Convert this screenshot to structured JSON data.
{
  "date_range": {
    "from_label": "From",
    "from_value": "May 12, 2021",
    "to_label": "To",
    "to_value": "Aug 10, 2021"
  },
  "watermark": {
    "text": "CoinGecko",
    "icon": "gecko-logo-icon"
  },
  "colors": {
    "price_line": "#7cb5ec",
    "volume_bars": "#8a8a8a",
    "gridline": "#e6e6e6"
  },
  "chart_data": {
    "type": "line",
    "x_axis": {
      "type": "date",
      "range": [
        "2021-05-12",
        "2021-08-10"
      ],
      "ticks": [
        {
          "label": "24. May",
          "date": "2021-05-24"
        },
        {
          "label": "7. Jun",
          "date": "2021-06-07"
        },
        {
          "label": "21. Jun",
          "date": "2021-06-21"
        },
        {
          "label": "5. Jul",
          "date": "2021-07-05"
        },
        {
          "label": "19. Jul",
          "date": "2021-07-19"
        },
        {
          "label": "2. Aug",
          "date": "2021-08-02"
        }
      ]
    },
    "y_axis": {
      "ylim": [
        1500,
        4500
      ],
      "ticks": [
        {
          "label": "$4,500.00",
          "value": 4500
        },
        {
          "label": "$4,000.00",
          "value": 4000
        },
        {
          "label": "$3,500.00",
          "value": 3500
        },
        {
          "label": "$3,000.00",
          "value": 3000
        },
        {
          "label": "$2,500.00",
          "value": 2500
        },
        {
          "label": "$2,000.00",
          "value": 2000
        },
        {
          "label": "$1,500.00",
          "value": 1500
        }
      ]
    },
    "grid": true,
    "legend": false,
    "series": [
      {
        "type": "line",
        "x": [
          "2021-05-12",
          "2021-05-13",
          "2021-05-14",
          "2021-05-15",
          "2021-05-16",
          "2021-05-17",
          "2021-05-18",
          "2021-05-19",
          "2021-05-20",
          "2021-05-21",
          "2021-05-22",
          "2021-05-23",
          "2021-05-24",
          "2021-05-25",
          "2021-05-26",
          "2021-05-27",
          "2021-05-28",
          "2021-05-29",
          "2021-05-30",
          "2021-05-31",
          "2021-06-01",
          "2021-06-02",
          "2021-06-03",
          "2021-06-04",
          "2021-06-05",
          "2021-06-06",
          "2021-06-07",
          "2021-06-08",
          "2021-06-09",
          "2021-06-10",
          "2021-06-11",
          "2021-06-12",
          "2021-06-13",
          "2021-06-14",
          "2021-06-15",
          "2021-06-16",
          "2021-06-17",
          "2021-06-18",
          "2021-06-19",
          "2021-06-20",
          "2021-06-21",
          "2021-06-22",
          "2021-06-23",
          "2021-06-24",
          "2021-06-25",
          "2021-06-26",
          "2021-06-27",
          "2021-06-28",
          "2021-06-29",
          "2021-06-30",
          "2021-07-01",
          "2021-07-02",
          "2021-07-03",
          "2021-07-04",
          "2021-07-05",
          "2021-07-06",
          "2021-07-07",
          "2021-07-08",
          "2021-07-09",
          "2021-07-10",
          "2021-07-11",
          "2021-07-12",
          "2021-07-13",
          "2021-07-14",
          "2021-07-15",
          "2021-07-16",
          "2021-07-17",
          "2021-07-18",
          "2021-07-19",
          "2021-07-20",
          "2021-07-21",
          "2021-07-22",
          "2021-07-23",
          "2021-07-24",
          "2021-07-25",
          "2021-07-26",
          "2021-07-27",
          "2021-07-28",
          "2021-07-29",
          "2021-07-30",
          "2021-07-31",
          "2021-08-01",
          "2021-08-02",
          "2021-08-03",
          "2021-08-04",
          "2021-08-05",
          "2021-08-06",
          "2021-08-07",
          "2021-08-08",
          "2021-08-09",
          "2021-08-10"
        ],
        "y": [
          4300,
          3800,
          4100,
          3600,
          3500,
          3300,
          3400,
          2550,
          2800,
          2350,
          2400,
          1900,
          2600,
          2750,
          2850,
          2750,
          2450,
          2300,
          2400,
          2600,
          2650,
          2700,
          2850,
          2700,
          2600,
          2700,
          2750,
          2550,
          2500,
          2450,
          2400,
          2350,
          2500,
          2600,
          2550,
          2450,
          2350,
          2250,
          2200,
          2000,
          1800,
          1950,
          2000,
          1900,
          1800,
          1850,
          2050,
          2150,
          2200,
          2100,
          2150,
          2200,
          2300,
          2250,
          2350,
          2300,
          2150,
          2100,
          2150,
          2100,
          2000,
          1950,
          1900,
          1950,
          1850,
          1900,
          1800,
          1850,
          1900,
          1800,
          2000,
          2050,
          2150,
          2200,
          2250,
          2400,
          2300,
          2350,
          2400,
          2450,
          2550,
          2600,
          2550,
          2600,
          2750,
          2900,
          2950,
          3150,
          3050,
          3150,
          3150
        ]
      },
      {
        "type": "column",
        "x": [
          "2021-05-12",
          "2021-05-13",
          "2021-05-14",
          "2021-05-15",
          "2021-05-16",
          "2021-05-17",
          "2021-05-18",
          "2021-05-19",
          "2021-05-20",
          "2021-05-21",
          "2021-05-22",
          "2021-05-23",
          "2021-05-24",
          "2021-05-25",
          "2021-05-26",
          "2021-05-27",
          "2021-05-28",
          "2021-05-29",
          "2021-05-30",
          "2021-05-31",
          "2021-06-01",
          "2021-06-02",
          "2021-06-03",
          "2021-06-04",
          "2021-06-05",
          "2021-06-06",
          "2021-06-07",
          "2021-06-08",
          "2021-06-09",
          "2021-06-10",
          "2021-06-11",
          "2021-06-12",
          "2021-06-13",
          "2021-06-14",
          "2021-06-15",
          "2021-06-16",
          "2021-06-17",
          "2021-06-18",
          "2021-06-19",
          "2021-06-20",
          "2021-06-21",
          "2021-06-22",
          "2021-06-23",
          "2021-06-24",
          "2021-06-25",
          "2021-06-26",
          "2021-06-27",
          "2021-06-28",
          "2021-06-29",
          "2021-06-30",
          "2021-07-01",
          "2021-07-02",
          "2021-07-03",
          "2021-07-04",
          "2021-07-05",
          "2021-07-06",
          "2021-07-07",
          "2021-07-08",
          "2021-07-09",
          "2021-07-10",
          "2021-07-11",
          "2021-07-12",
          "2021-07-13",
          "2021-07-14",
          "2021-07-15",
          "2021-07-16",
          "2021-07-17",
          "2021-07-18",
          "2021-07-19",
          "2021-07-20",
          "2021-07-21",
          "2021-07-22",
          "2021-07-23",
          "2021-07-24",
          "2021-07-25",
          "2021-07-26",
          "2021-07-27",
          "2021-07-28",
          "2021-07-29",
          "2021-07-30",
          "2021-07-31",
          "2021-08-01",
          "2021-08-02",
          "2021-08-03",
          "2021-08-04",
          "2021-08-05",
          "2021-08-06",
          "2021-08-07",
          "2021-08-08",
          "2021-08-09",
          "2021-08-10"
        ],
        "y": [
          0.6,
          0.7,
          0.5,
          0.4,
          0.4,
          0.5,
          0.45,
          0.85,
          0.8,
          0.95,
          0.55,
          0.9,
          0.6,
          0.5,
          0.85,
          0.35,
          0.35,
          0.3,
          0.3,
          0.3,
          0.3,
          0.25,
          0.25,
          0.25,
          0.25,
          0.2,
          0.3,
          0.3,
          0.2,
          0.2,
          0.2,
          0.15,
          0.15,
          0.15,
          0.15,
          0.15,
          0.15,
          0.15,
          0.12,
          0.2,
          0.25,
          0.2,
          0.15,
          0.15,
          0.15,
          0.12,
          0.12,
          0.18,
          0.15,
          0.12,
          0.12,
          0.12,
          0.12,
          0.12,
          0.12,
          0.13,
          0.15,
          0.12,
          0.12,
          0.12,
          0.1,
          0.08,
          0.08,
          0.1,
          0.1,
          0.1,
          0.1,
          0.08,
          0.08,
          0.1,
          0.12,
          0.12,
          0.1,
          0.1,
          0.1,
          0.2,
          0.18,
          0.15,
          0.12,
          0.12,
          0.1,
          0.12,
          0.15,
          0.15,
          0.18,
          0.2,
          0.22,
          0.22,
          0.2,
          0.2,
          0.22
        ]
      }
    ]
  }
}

◇ ◇ ◇ ◇

**DIRECTIONS FOR THIS TASK**
Go through the material above and copy each line that has the word "type".

**EXPECTED OUTPUT**
    "type": "line",
      "type": "date",
        "type": "line",
        "type": "column",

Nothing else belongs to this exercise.